Dataset items:

▬▬▬

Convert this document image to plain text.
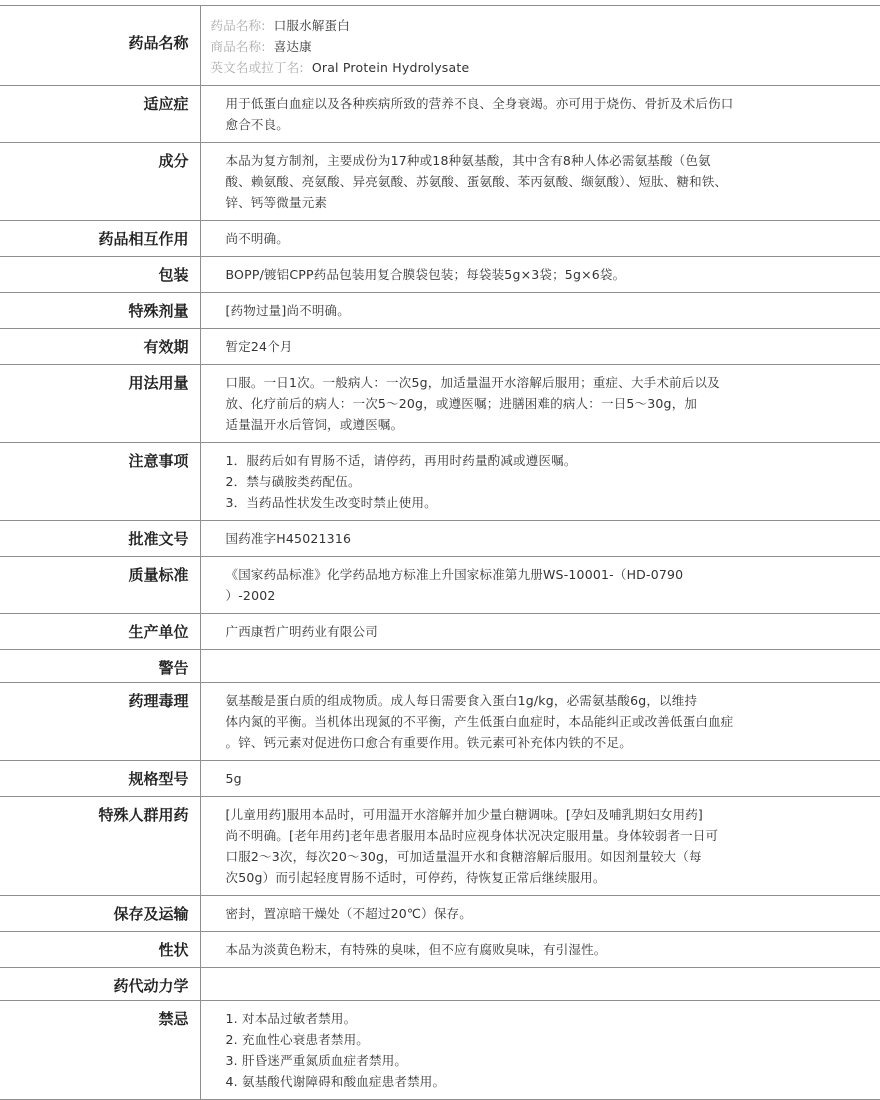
药品名称	药品名称: 口服水解蛋白
商品名称: 喜达康
英文名或拉丁名: Oral Protein Hydrolysate

适应症	用于低蛋白血症以及各种疾病所致的营养不良、全身衰竭。亦可用于烧伤、骨折及术后伤口
愈合不良。

成分	本品为复方制剂，主要成份为17种或18种氨基酸，其中含有8种人体必需氨基酸（色氨
酸、赖氨酸、亮氨酸、异亮氨酸、苏氨酸、蛋氨酸、苯丙氨酸、缬氨酸）、短肽、糖和铁、
锌、钙等微量元素

药品相互作用	尚不明确。

包装	BOPP/镀铝CPP药品包装用复合膜袋包装；每袋装5g×3袋；5g×6袋。

特殊剂量	[药物过量]尚不明确。

有效期	暂定24个月

用法用量	口服。一日1次。一般病人：一次5g，加适量温开水溶解后服用；重症、大手术前后以及
放、化疗前后的病人：一次5～20g，或遵医嘱；进膳困难的病人：一日5～30g，加
适量温开水后管饲，或遵医嘱。

注意事项	1．服药后如有胃肠不适，请停药，再用时药量酌减或遵医嘱。
2．禁与磺胺类药配伍。
3．当药品性状发生改变时禁止使用。

批准文号	国药准字H45021316

质量标准	《国家药品标准》化学药品地方标准上升国家标准第九册WS-10001-（HD-0790
）-2002

生产单位	广西康哲广明药业有限公司

警告	
药理毒理	氨基酸是蛋白质的组成物质。成人每日需要食入蛋白1g/kg，必需氨基酸6g，以维持
体内氮的平衡。当机体出现氮的不平衡，产生低蛋白血症时，本品能纠正或改善低蛋白血症
。锌、钙元素对促进伤口愈合有重要作用。铁元素可补充体内铁的不足。

规格型号	5g

特殊人群用药	[儿童用药]服用本品时，可用温开水溶解并加少量白糖调味。[孕妇及哺乳期妇女用药]
尚不明确。[老年用药]老年患者服用本品时应视身体状况决定服用量。身体较弱者一日可
口服2～3次，每次20～30g，可加适量温开水和食糖溶解后服用。如因剂量较大（每
次50g）而引起轻度胃肠不适时，可停药，待恢复正常后继续服用。

保存及运输	密封，置凉暗干燥处（不超过20℃）保存。

性状	本品为淡黄色粉末，有特殊的臭味，但不应有腐败臭味，有引湿性。

药代动力学	
禁忌	1. 对本品过敏者禁用。
2. 充血性心衰患者禁用。
3. 肝昏迷严重氮质血症者禁用。
4. 氨基酸代谢障碍和酸血症患者禁用。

▬▬▬

### Exercise requirements
For each line in the data that holds the word "尚不明确", copy the line.

### Expected answer
药品相互作用	尚不明确。
特殊剂量	[药物过量]尚不明确。
尚不明确。[老年用药]老年患者服用本品时应视身体状况决定服用量。身体较弱者一日可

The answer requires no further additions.